Provided data

============

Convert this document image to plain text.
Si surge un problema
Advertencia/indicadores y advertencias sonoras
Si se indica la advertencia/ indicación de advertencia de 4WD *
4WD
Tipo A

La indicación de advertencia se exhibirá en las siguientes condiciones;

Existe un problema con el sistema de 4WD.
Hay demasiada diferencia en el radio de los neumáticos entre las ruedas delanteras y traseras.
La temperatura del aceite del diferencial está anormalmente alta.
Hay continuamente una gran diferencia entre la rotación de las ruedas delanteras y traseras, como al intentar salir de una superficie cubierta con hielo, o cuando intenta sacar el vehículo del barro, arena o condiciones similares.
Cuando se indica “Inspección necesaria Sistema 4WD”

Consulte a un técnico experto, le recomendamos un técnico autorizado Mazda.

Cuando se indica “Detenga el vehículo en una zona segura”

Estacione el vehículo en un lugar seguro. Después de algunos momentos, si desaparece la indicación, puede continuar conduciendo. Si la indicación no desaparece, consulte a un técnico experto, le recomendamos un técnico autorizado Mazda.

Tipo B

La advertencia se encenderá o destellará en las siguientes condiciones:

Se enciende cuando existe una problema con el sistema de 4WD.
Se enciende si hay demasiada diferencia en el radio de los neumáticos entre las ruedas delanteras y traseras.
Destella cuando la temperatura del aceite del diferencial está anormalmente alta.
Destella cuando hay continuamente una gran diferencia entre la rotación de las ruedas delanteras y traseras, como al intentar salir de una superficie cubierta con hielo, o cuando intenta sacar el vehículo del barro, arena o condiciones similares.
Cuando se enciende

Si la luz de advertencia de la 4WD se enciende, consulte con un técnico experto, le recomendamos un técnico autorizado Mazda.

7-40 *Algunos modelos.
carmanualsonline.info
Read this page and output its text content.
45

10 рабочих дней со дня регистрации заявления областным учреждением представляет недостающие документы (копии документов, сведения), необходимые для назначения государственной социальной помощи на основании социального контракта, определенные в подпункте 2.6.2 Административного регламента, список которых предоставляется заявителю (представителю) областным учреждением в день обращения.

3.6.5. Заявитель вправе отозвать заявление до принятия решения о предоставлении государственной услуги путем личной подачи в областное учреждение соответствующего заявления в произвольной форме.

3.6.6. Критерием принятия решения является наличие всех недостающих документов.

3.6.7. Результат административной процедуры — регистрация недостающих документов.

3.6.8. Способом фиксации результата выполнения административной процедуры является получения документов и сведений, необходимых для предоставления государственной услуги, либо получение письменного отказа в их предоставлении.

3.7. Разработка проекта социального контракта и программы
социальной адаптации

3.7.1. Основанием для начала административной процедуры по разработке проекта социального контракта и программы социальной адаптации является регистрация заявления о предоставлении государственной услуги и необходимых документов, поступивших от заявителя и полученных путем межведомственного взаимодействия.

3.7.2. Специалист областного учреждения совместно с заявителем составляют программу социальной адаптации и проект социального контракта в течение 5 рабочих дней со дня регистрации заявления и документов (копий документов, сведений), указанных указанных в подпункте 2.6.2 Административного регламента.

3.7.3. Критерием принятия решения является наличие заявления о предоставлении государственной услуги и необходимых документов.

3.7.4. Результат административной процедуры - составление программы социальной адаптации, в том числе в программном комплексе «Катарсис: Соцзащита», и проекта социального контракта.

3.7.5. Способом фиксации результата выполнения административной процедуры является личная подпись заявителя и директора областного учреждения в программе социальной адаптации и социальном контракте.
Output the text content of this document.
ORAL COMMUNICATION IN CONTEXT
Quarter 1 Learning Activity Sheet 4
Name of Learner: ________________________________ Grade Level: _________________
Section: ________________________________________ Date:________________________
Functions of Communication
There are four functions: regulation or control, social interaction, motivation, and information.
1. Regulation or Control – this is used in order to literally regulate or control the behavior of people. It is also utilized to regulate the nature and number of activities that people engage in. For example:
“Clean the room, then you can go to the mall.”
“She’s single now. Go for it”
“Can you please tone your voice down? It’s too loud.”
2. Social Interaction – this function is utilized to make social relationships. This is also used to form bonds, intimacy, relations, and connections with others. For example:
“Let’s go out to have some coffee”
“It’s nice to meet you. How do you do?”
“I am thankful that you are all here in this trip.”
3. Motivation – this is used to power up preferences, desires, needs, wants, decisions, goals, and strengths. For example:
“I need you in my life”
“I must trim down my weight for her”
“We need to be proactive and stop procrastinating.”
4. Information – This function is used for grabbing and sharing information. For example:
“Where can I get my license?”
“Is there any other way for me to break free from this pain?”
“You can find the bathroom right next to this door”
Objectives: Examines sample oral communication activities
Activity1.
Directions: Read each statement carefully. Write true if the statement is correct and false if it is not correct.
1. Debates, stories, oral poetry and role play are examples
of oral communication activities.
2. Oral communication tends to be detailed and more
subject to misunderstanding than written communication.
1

============

Problem details
List each line of the records that holds the string "решения".

Answer below
3.6.5. Заявитель вправе отозвать заявление до принятия решения о предоставлении государственной услуги путем личной подачи в областное учреждение соответствующего заявления в произвольной форме.
3.6.6. Критерием принятия решения является наличие всех недостающих документов.
3.7.3. Критерием принятия решения является наличие заявления о предоставлении государственной услуги и необходимых документов.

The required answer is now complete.